Compute the number of lines that include the string "optimam", then output that number and nothing else.

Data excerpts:
^^^^^^^^^^^^^^^^

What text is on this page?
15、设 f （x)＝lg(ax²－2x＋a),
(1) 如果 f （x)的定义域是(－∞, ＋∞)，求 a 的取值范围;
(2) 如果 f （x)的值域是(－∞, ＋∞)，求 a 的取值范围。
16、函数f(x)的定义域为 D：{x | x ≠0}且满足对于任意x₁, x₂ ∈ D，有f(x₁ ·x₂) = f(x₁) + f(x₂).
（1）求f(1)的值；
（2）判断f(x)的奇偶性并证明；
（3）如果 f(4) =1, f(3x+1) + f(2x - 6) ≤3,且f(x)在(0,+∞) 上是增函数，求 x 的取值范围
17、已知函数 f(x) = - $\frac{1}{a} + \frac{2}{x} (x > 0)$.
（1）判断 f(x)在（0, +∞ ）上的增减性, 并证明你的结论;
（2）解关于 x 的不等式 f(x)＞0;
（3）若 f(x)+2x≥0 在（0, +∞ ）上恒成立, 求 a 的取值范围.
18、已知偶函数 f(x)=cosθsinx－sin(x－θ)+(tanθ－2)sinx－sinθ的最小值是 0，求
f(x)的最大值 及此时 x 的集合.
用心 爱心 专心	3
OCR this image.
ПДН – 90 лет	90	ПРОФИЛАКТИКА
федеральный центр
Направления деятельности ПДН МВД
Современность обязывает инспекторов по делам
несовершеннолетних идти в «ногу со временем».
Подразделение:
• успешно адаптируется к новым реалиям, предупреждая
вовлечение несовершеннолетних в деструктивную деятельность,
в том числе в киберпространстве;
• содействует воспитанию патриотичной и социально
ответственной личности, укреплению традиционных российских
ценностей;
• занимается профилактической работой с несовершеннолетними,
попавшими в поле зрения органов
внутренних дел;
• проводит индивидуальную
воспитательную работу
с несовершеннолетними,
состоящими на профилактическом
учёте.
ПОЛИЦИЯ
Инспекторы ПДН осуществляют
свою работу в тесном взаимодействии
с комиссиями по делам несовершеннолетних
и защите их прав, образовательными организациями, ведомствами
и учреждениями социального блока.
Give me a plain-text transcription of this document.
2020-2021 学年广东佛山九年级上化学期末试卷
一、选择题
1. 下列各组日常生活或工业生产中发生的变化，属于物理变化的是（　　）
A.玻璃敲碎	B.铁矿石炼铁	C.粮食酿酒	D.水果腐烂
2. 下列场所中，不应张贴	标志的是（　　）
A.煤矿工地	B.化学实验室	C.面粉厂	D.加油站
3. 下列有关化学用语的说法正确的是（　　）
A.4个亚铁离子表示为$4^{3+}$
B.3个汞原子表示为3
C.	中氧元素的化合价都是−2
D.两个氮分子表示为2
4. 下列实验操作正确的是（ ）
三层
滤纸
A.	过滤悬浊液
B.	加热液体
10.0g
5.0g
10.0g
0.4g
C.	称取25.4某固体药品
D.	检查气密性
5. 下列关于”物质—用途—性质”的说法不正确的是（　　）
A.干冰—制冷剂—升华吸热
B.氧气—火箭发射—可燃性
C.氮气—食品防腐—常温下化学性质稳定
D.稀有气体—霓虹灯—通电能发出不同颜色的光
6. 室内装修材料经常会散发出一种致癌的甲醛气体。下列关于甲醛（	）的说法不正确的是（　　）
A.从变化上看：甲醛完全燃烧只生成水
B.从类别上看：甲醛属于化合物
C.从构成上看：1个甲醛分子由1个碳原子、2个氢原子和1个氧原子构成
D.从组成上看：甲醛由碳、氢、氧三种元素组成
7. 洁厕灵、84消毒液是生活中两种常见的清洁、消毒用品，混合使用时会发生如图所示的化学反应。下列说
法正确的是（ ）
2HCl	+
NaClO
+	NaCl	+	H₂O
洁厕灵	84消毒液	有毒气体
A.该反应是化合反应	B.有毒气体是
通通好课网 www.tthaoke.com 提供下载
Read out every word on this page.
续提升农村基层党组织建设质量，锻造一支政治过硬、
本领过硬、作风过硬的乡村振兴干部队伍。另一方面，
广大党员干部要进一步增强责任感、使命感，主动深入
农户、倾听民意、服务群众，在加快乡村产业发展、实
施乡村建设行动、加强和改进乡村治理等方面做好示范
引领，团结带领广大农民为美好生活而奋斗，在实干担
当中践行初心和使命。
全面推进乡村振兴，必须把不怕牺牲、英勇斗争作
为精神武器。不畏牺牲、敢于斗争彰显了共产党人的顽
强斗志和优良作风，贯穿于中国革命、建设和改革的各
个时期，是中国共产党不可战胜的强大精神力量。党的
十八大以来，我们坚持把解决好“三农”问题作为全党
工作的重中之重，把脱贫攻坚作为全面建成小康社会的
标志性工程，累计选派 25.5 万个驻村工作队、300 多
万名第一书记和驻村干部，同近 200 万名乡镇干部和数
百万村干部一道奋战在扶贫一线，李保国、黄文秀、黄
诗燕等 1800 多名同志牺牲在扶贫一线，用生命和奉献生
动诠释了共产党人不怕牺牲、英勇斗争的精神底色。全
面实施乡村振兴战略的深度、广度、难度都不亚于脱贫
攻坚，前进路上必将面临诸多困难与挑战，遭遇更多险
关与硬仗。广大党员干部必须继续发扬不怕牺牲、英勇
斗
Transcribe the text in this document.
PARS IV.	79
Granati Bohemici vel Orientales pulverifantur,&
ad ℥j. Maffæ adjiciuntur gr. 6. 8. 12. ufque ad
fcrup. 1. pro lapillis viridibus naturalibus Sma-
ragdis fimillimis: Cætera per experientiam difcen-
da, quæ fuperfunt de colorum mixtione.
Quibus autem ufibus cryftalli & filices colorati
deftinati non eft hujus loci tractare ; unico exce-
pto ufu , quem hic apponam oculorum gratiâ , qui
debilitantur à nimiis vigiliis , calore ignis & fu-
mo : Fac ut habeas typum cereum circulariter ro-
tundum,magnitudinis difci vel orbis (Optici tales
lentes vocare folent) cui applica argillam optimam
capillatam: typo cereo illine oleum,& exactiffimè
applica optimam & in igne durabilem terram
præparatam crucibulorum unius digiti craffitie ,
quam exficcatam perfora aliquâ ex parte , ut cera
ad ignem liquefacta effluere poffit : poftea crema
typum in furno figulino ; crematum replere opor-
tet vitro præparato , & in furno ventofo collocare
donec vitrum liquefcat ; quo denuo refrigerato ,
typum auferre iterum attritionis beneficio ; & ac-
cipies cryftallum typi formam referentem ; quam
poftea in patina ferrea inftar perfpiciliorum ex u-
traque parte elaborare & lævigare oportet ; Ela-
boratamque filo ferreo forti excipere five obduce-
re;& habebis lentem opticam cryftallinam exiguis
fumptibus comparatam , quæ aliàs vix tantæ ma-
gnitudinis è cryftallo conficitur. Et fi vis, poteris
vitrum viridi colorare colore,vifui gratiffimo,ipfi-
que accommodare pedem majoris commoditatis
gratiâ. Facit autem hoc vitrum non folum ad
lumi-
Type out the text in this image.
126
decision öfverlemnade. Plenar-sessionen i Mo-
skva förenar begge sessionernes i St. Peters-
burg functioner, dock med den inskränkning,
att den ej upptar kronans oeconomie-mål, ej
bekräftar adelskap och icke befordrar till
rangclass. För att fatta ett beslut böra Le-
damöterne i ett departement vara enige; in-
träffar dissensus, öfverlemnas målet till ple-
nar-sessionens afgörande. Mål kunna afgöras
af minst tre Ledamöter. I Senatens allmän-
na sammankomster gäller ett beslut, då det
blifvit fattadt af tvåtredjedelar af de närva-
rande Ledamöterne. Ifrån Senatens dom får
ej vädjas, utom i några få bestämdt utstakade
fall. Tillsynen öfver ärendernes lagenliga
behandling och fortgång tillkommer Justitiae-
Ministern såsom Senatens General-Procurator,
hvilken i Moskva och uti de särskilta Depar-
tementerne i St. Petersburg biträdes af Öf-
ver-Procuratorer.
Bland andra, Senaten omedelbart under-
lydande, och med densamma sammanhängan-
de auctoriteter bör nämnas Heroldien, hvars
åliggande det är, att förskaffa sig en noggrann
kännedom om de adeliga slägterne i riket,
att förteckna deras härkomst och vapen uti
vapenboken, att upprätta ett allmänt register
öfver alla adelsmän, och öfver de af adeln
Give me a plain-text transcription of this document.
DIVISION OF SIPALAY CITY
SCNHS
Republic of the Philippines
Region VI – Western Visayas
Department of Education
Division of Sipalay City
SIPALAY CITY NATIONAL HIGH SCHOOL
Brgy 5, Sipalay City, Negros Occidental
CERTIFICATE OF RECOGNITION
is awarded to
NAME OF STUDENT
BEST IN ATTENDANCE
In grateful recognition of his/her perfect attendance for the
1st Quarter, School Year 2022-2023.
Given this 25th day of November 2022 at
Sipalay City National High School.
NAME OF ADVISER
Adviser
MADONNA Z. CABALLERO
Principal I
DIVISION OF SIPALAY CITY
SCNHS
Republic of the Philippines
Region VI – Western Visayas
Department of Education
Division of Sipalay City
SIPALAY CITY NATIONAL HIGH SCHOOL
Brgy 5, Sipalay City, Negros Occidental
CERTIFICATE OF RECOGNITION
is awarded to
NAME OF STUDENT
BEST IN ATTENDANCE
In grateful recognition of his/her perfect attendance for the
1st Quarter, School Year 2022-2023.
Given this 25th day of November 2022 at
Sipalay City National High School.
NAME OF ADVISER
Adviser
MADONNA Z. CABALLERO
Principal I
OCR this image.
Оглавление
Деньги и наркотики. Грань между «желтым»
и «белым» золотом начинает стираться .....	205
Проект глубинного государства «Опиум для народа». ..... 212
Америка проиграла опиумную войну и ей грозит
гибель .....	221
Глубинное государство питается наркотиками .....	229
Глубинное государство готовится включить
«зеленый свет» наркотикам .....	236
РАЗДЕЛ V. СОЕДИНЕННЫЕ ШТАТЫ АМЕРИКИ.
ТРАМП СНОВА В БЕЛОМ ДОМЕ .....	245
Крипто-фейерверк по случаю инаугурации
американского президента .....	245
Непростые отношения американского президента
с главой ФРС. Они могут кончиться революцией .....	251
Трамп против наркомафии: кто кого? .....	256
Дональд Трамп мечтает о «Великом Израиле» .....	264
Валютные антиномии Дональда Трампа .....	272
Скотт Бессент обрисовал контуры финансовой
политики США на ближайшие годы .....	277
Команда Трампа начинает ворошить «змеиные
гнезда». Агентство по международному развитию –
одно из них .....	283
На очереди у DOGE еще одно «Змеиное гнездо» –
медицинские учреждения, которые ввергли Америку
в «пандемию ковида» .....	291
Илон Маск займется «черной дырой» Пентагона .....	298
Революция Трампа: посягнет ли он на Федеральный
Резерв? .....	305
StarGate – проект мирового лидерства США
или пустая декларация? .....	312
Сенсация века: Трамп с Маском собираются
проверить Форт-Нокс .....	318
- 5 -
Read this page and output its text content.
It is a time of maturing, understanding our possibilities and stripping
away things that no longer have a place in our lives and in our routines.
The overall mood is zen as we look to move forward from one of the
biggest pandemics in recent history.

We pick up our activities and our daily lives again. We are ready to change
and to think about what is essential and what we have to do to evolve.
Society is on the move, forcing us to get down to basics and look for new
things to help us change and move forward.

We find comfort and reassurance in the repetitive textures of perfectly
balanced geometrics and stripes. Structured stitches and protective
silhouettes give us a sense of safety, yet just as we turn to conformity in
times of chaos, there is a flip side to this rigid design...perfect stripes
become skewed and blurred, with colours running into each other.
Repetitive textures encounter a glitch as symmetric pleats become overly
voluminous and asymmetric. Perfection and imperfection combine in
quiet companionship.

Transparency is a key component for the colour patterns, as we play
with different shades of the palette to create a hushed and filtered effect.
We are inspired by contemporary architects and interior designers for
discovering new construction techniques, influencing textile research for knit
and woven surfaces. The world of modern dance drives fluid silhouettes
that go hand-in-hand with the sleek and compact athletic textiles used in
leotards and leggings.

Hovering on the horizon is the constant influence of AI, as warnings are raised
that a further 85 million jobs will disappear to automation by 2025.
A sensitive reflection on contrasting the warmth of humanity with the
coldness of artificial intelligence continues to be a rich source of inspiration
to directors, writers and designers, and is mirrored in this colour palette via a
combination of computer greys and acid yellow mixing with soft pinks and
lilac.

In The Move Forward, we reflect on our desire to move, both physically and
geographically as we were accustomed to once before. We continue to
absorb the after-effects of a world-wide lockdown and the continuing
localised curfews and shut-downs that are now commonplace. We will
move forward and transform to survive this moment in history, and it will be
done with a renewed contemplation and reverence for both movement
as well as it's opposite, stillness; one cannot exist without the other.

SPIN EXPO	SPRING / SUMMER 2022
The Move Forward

^^^^^^^^^^^^^^^^

[EXERCISE OUTPUT]: 2